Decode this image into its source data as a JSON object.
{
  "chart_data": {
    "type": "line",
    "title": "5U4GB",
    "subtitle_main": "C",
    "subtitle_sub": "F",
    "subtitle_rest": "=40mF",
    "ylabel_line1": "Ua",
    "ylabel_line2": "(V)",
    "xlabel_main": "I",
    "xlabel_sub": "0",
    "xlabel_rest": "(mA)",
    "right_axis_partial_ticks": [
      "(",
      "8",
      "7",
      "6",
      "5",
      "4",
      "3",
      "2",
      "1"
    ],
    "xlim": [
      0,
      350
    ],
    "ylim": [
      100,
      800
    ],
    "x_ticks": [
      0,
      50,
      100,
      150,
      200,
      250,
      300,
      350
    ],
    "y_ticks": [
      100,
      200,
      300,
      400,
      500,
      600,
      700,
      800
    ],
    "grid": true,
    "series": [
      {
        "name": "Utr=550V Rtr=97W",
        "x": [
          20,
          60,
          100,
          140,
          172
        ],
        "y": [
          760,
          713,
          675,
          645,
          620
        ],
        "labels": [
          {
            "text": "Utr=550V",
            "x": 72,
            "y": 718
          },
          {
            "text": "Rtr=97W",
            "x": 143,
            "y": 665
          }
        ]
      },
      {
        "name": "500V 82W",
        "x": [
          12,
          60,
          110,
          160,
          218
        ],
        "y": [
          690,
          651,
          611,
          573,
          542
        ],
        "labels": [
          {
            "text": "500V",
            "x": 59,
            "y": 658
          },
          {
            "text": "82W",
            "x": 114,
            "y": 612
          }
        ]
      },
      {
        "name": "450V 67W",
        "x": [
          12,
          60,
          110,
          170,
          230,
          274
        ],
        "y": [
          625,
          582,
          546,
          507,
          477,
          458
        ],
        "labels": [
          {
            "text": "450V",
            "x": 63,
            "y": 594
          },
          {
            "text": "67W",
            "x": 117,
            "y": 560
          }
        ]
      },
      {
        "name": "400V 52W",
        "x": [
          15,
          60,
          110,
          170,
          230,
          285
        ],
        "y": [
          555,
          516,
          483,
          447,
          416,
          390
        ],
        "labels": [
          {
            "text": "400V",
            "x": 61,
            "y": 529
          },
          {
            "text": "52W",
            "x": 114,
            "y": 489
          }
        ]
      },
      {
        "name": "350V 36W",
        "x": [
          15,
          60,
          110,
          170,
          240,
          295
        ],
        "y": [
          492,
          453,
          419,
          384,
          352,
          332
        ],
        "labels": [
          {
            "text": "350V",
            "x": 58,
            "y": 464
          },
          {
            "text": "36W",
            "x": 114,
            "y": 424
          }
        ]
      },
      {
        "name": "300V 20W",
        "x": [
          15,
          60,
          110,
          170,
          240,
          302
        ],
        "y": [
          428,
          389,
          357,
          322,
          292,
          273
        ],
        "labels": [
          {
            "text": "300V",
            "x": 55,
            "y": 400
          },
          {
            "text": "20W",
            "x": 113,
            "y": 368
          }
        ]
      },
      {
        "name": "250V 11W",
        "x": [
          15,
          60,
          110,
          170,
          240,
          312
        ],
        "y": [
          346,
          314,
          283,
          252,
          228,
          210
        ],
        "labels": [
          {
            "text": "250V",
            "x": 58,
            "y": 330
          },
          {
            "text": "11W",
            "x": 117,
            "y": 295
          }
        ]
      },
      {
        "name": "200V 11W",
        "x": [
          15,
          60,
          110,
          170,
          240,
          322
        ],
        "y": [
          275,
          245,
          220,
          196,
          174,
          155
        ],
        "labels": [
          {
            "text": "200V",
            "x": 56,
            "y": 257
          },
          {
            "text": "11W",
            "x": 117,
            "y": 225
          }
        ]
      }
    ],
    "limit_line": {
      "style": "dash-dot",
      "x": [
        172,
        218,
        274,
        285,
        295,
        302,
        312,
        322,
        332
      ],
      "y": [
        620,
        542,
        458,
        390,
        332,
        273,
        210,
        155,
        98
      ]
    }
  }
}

· · · ·

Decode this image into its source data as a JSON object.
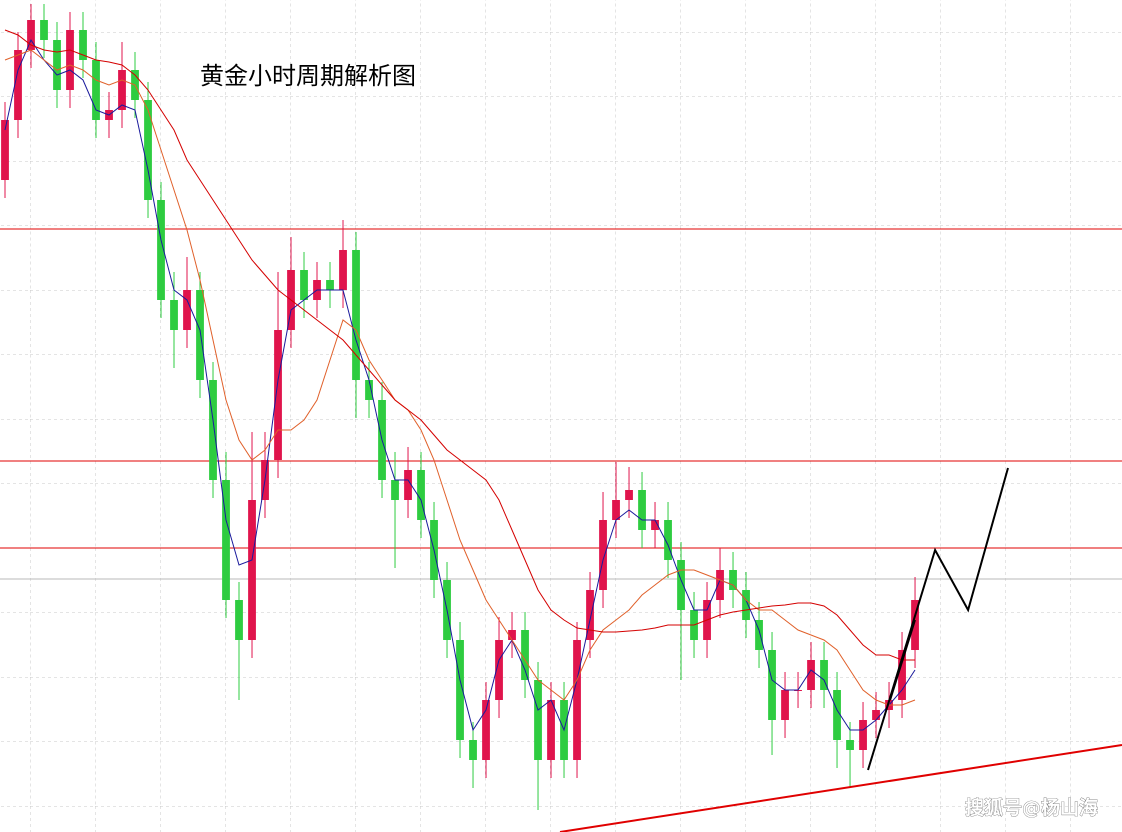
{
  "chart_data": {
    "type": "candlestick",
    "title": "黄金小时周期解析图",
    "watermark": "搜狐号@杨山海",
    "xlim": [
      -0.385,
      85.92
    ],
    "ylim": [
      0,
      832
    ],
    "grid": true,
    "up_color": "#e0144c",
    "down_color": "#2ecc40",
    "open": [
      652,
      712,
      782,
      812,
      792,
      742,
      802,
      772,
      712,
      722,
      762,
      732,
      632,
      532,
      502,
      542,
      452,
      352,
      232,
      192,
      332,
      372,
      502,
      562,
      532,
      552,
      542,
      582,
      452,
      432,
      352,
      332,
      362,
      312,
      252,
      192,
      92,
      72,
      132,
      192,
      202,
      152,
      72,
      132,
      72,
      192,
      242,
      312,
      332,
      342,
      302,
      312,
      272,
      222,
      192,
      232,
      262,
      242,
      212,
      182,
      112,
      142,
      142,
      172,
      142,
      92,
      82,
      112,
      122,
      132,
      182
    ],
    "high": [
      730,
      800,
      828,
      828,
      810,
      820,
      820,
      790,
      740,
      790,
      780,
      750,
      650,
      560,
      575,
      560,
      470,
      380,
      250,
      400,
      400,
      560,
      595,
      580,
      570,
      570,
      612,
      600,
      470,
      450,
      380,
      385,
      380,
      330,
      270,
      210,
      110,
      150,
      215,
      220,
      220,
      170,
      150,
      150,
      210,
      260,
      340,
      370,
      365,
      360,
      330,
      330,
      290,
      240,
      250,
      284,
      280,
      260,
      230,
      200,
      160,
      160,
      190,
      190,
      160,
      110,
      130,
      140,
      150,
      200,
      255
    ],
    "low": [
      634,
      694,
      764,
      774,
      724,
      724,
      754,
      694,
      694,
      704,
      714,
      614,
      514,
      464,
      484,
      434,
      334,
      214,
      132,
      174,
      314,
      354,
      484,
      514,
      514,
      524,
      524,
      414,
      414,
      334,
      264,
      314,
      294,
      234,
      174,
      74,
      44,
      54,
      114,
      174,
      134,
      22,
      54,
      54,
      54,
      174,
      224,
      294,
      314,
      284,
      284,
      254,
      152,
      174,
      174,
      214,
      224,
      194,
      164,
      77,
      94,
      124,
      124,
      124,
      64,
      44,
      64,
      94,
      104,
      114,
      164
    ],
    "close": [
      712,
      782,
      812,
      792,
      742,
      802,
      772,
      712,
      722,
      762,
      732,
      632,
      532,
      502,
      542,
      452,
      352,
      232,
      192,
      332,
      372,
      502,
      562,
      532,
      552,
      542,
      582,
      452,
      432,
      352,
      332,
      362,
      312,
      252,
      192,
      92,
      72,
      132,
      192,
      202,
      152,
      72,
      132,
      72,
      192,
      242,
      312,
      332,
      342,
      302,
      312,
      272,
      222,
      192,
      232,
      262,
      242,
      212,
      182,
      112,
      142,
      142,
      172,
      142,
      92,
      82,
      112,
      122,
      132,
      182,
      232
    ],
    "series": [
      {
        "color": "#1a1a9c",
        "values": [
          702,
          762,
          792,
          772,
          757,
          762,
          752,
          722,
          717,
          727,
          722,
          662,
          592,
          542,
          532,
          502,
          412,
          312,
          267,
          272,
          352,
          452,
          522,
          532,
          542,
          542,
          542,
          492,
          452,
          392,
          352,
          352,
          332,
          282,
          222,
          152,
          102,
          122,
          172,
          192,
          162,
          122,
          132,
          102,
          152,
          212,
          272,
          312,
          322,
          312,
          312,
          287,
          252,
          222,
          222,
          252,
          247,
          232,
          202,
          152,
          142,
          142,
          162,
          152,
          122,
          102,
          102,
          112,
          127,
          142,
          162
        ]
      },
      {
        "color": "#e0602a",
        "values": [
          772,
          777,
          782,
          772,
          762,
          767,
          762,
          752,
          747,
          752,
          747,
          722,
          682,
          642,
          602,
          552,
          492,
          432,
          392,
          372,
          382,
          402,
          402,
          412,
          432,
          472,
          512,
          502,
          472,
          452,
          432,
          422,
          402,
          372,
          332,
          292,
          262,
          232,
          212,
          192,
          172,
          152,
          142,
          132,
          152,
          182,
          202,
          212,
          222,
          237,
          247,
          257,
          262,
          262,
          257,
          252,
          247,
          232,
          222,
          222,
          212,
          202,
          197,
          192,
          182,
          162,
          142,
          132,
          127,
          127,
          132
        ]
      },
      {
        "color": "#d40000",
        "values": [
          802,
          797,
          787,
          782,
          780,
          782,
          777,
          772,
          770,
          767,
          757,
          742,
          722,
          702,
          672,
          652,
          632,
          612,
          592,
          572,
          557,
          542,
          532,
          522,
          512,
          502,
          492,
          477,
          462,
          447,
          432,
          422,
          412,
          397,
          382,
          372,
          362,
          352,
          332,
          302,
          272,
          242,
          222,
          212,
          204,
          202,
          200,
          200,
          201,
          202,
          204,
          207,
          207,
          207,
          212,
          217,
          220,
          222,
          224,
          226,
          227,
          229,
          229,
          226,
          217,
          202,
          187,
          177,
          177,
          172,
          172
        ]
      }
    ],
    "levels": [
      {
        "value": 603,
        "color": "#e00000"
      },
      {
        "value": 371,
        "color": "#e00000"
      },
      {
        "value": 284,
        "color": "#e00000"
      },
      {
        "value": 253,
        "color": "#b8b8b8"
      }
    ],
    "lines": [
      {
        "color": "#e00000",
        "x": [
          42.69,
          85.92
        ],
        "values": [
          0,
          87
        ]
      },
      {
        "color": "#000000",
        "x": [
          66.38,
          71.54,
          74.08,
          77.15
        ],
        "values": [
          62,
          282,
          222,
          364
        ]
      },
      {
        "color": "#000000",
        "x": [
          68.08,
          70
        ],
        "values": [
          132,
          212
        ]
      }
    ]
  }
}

· · · ·

WHAT IS NEEDED. List each line holding the string "name".

WRITTEN ANSWER.
        "name": "Utr=550V Rtr=97W",
        "name": "500V 82W",
        "name": "450V 67W",
        "name": "400V 52W",
        "name": "350V 36W",
        "name": "300V 20W",
        "name": "250V 11W",
        "name": "200V 11W",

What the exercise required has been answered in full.